[Start Material]

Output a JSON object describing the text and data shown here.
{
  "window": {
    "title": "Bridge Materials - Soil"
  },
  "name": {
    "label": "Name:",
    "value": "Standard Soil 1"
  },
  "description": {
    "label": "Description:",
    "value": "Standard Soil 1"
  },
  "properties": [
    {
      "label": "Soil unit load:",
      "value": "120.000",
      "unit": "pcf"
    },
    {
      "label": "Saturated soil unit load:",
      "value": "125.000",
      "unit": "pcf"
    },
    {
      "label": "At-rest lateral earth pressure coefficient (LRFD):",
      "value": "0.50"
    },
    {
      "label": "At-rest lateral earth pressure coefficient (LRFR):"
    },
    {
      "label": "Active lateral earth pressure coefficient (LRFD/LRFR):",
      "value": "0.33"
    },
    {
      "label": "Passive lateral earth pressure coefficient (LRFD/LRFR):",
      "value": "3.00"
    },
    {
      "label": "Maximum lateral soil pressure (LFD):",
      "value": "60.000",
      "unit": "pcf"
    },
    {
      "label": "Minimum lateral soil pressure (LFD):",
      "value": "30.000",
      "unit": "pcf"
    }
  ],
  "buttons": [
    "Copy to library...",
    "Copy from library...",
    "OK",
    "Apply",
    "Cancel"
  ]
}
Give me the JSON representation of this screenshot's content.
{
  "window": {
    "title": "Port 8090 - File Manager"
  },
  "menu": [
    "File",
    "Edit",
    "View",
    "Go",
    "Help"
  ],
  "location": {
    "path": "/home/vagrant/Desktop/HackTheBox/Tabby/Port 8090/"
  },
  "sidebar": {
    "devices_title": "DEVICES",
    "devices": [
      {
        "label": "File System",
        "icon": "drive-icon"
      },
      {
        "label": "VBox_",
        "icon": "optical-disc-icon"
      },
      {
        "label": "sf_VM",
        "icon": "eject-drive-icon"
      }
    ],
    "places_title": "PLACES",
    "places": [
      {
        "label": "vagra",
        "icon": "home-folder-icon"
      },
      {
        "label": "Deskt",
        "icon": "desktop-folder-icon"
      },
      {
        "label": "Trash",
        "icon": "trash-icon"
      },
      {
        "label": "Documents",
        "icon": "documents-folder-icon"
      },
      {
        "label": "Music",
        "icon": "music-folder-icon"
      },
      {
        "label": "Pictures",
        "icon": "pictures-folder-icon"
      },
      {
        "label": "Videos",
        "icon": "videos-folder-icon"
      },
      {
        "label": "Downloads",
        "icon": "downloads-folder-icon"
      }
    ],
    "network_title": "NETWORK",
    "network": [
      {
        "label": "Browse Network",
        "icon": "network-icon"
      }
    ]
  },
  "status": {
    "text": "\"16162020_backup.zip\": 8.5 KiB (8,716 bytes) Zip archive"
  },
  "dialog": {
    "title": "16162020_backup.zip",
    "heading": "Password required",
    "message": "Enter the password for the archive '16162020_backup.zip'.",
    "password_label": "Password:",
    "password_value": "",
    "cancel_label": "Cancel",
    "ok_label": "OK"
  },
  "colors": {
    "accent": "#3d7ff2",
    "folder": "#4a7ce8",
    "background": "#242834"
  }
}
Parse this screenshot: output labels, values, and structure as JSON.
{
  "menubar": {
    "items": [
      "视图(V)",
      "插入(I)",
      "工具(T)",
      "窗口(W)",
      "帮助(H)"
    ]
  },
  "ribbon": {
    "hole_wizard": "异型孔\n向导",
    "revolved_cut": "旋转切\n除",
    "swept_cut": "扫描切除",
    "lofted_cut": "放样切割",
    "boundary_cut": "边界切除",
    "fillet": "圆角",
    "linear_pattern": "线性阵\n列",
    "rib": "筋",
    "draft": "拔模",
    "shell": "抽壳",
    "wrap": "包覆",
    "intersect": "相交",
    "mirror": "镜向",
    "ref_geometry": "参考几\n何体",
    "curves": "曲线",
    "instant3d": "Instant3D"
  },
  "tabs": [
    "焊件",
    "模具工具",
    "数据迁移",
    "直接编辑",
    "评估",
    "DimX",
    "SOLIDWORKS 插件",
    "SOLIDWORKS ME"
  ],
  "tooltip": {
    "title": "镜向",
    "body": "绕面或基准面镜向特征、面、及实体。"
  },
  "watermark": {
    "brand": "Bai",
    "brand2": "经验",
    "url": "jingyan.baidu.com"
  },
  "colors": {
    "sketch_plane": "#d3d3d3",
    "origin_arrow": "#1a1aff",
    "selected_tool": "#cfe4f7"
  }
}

[End Material]
[Start Material]

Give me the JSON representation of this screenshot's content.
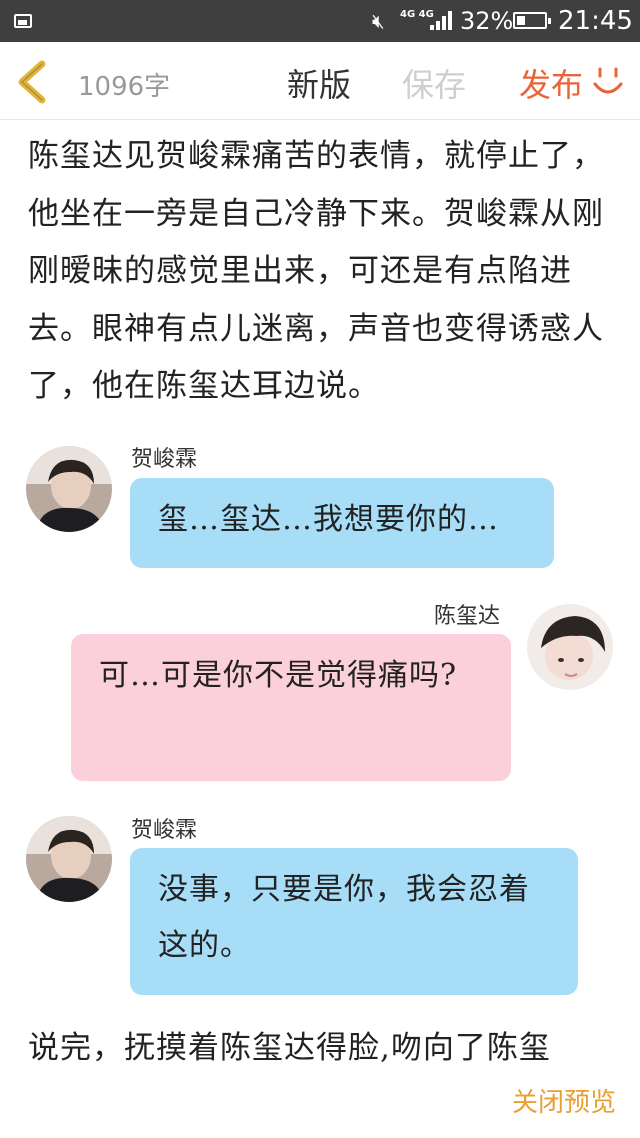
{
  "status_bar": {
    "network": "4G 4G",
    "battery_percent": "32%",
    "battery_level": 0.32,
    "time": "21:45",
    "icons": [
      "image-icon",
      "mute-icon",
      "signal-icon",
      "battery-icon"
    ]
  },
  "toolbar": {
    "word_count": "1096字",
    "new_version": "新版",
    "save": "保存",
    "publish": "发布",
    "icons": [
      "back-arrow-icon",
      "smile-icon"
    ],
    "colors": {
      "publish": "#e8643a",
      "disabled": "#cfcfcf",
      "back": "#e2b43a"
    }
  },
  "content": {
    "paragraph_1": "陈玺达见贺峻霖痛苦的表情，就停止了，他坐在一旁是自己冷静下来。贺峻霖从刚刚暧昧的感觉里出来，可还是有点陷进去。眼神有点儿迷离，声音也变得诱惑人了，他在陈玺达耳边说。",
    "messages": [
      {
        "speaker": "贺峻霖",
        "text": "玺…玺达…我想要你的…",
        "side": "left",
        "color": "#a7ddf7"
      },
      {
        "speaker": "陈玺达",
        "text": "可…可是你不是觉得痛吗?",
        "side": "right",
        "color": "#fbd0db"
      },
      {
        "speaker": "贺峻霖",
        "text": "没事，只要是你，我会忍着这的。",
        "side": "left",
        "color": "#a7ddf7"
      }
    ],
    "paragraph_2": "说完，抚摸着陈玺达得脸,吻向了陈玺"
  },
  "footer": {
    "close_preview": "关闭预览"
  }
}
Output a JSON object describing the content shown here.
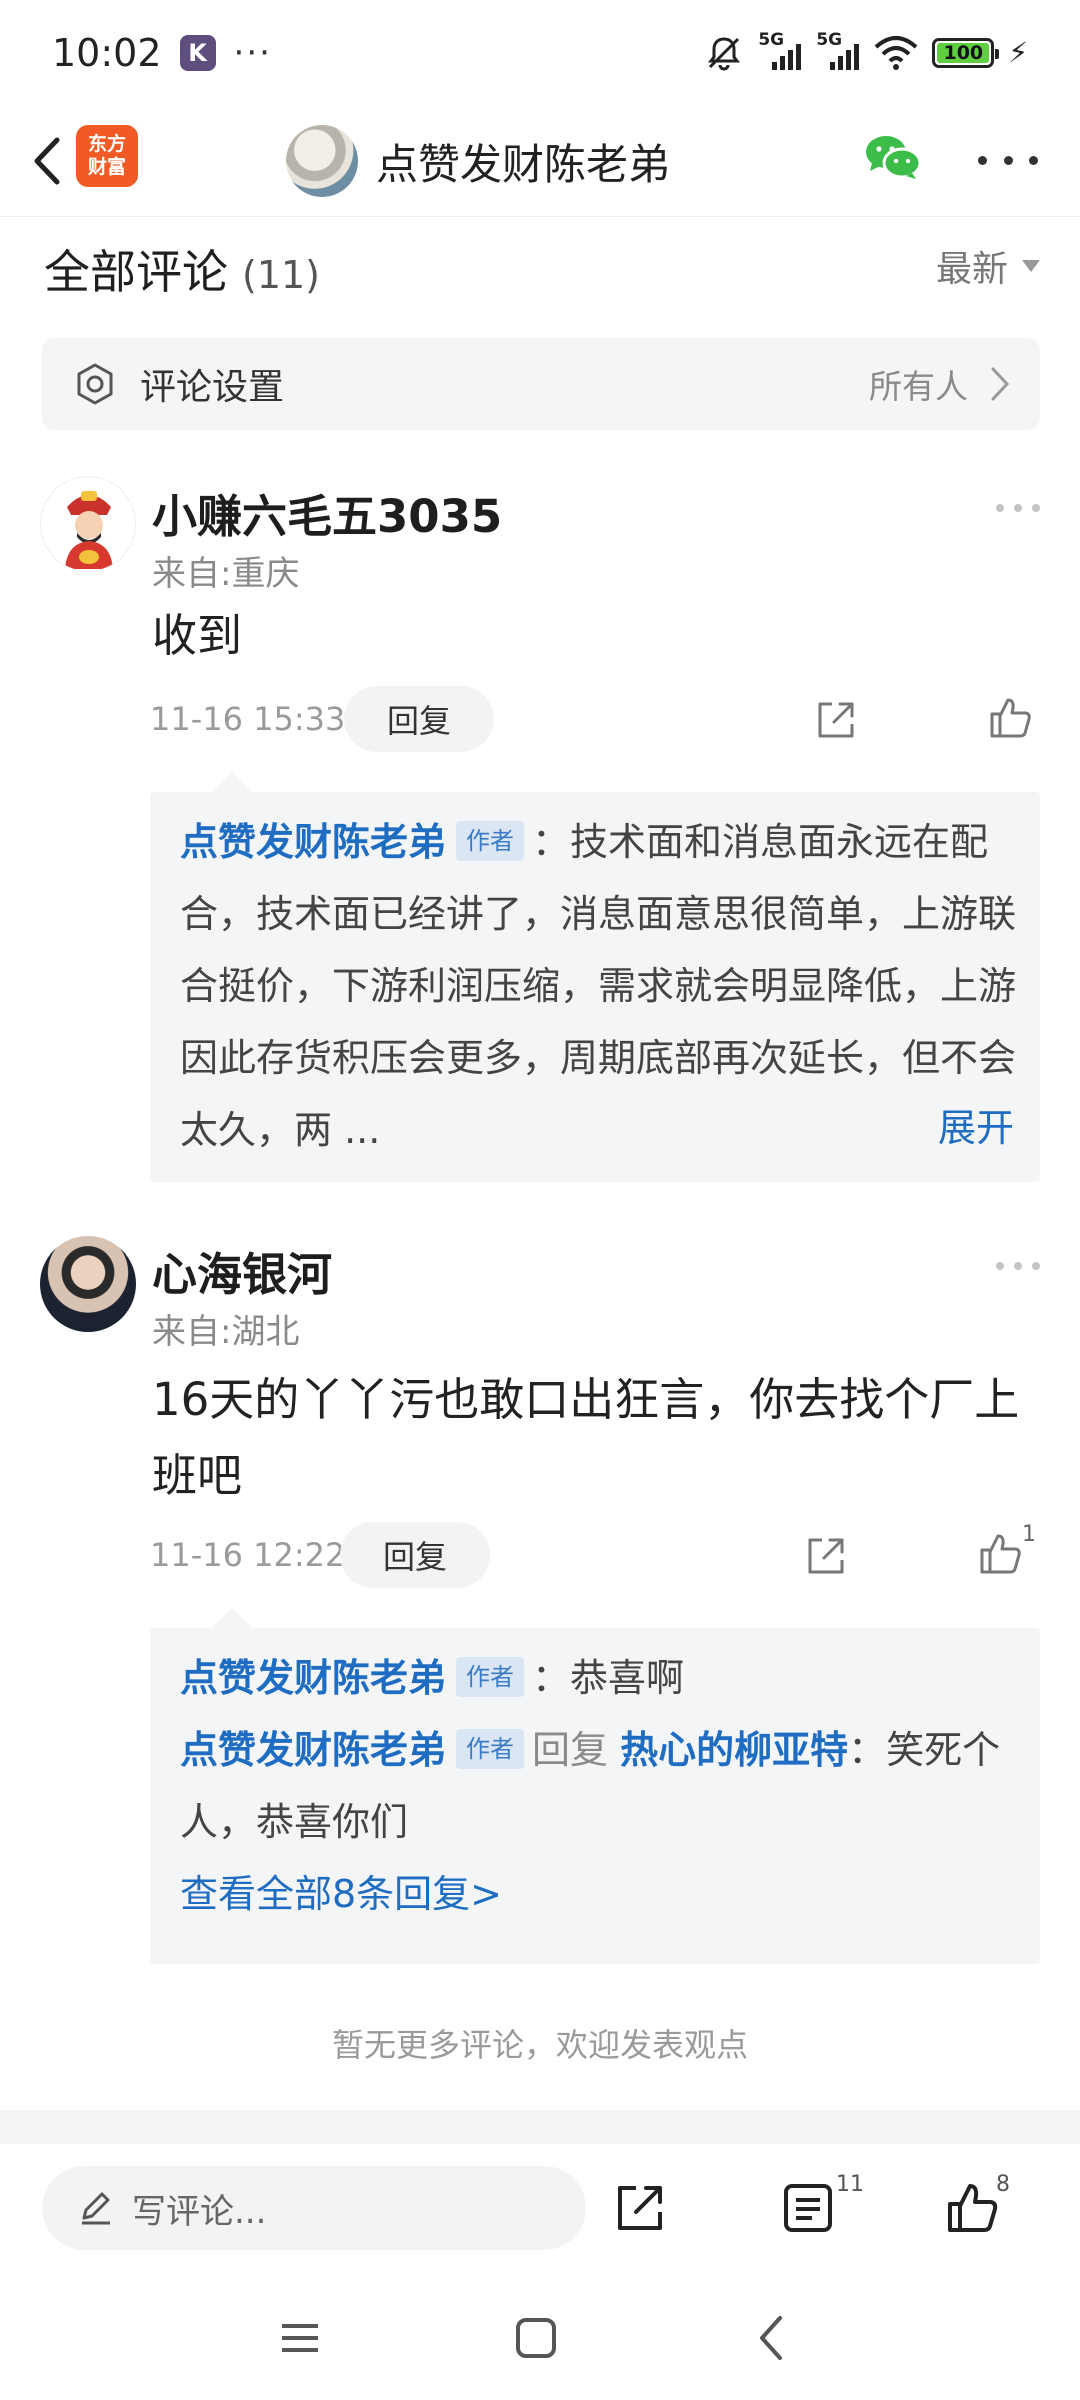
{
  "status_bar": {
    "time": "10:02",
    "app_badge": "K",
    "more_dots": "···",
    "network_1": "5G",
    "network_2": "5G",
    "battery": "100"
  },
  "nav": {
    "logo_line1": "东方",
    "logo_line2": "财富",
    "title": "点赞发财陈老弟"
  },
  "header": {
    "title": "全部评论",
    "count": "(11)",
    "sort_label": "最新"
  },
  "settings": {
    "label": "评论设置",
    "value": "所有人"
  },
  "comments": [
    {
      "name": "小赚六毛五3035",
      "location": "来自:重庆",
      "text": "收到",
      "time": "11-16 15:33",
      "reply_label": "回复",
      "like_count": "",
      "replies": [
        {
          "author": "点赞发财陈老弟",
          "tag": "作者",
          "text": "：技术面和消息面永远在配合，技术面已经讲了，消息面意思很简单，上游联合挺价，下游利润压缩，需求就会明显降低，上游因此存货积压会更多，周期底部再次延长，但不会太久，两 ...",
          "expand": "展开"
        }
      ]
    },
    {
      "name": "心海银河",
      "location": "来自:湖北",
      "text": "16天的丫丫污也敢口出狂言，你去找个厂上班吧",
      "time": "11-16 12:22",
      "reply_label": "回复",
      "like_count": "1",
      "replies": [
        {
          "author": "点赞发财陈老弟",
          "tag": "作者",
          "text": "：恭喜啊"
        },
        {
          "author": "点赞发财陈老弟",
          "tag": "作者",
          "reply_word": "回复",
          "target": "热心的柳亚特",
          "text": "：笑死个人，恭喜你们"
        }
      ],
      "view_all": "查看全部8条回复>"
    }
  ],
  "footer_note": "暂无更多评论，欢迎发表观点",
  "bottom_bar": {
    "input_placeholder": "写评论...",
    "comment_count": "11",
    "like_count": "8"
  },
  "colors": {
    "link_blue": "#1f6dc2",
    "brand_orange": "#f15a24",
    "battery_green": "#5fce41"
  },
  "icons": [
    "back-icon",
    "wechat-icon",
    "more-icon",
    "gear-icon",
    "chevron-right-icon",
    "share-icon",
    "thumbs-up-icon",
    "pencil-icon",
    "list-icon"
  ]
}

[End Material]

* **Short problem**
Select, from the listing, all lines that include the word "text".

* **Final result**
Output a JSON object describing the text and data shown here.
    "text": "\"16162020_backup.zip\": 8.5 KiB (8,716 bytes) Zip archive"
        "text": "玺…玺达…我想要你的…",
        "text": "可…可是你不是觉得痛吗?",
        "text": "没事，只要是你，我会忍着这的。",
      "text": "收到",
          "text": "：技术面和消息面永远在配合，技术面已经讲了，消息面意思很简单，上游联合挺价，下游利润压缩，需求就会明显降低，上游因此存货积压会更多，周期底部再次延长，但不会太久，两 ...",
      "text": "16天的丫丫污也敢口出狂言，你去找个厂上班吧",
          "text": "：恭喜啊"
          "text": "：笑死个人，恭喜你们"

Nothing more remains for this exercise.